EXCERPTED RECORDS »
## BEGIN
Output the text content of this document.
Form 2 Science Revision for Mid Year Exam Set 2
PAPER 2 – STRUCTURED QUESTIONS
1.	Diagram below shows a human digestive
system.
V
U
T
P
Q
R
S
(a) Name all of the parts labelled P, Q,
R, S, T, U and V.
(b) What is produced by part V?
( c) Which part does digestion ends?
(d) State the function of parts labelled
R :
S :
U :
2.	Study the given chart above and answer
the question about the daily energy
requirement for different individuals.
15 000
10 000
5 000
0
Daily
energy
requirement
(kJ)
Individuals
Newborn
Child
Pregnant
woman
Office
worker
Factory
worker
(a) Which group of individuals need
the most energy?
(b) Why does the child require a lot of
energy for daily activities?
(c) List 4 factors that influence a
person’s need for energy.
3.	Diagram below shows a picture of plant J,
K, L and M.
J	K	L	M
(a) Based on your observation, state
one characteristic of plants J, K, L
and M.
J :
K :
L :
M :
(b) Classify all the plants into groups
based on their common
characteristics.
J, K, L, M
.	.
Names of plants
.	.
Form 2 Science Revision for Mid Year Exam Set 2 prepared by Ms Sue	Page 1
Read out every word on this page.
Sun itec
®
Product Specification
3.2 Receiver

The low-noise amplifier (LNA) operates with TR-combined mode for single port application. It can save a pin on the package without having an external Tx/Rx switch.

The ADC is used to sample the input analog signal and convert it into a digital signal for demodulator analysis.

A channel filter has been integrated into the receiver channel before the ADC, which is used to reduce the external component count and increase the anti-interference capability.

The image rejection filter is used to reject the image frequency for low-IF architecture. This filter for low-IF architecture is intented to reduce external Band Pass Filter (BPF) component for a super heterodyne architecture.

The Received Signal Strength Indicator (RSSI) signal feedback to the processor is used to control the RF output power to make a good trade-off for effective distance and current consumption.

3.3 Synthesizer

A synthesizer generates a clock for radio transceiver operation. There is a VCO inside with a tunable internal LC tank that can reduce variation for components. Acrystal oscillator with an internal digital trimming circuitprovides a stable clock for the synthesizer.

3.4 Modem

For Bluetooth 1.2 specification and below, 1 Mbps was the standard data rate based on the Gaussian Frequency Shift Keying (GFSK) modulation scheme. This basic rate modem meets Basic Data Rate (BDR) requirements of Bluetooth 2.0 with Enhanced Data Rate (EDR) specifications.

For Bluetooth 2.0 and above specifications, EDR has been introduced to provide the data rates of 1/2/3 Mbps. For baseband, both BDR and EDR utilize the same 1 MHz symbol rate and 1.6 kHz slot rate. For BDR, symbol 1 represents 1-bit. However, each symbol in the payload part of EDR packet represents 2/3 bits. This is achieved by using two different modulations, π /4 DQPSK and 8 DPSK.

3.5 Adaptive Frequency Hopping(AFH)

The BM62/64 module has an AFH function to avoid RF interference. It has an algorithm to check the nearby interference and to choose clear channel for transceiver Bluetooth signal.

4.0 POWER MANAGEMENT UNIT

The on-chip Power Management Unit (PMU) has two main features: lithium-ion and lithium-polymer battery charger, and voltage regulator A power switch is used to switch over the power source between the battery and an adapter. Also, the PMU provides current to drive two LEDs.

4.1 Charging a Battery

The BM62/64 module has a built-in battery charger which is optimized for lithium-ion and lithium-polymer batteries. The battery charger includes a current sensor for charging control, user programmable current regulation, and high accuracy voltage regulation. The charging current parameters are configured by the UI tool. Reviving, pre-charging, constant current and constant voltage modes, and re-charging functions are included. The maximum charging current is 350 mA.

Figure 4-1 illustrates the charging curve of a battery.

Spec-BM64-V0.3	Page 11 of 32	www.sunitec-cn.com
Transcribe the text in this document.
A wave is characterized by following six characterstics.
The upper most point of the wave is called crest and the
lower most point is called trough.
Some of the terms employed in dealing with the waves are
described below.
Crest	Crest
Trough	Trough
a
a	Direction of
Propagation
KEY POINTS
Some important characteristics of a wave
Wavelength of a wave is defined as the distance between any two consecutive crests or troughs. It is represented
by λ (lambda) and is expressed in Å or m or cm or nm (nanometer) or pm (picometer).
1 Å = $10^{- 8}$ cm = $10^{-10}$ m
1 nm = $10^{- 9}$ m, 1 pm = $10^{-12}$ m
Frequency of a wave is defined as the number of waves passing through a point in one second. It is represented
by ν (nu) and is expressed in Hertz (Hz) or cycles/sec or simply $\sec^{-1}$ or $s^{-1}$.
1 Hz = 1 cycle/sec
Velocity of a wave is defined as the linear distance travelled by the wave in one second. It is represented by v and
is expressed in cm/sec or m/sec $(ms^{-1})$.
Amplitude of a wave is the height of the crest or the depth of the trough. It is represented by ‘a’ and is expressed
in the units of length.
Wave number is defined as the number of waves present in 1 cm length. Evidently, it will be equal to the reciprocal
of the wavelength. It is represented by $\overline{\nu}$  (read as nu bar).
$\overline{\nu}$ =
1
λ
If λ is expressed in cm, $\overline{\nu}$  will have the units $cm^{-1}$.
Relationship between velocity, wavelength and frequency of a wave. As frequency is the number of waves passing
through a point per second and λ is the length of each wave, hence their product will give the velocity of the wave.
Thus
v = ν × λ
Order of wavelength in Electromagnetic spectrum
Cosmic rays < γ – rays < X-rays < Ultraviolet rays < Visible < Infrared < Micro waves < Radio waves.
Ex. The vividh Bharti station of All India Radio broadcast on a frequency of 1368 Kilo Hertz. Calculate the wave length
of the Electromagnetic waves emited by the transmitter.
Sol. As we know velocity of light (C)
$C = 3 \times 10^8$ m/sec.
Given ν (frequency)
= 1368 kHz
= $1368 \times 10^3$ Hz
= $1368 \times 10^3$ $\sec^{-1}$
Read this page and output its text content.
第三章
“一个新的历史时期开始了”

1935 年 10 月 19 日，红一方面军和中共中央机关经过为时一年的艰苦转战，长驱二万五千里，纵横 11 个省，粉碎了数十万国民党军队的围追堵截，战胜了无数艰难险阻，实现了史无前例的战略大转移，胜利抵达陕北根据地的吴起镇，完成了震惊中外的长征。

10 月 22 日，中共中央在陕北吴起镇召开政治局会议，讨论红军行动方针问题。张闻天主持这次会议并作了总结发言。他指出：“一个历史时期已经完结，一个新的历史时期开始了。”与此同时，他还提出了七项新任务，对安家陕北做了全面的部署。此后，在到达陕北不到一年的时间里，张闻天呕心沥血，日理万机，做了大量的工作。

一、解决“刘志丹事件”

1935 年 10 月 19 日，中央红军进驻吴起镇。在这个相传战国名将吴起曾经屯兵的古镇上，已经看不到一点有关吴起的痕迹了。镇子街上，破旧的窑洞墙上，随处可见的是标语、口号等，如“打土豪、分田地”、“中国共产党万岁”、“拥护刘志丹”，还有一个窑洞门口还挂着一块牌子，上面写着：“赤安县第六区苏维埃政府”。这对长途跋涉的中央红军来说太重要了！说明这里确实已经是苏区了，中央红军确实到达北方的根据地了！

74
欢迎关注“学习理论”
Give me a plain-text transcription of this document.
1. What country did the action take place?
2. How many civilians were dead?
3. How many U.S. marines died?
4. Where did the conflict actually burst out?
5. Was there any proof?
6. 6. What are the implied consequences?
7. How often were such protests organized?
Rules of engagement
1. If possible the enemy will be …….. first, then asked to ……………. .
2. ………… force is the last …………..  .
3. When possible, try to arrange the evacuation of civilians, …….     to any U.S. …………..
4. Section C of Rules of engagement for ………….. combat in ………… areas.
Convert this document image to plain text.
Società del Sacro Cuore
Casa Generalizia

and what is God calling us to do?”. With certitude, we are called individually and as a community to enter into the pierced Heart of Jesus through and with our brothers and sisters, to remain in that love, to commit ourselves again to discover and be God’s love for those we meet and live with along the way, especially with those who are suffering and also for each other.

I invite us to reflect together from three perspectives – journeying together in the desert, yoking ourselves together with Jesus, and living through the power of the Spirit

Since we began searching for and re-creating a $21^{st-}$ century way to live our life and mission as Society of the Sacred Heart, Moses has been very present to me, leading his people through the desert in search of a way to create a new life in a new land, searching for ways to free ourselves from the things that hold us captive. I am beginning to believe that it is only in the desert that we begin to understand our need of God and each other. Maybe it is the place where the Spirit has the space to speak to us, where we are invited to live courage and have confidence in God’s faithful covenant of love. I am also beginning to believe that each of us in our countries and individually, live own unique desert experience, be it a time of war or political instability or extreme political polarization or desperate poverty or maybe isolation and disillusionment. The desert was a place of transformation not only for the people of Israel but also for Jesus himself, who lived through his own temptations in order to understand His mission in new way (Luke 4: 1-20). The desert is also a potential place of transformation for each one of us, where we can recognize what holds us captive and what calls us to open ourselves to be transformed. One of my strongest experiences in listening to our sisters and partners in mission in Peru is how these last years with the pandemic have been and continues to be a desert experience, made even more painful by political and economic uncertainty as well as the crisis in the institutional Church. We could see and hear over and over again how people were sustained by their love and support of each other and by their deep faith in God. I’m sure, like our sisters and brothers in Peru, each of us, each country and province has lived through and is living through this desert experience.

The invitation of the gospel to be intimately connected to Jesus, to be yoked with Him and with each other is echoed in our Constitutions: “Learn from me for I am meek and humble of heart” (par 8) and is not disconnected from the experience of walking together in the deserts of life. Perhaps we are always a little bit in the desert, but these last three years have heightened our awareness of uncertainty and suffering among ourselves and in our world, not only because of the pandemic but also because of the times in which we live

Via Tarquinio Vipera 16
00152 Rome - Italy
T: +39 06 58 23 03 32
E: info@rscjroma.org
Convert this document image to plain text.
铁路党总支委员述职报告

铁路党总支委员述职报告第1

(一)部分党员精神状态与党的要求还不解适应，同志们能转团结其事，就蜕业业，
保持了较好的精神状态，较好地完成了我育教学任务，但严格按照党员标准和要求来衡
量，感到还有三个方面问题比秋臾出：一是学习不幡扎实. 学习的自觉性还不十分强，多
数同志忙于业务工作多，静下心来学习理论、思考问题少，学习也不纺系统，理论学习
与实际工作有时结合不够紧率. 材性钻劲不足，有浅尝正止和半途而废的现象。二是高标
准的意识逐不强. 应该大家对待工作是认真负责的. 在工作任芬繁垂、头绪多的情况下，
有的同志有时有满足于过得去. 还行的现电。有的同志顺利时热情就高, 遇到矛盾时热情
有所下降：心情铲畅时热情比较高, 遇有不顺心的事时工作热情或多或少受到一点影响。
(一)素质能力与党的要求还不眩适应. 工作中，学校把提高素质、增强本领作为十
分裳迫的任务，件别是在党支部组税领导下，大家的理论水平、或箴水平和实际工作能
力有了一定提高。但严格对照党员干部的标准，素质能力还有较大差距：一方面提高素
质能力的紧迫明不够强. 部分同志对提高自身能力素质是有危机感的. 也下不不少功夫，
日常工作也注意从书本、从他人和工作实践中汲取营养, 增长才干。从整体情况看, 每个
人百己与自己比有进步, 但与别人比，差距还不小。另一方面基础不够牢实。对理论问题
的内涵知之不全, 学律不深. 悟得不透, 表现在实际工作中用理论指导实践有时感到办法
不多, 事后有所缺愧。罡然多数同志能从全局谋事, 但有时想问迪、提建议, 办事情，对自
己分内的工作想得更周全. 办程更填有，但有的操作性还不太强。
## END
REQUIRED WORK » Find every line in the records above that holds the word "Exam", and copy each one.

REPLY TO THE EXERCISE »
Form 2 Science Revision for Mid Year Exam Set 2
Form 2 Science Revision for Mid Year Exam Set 2 prepared by Ms Sue	Page 1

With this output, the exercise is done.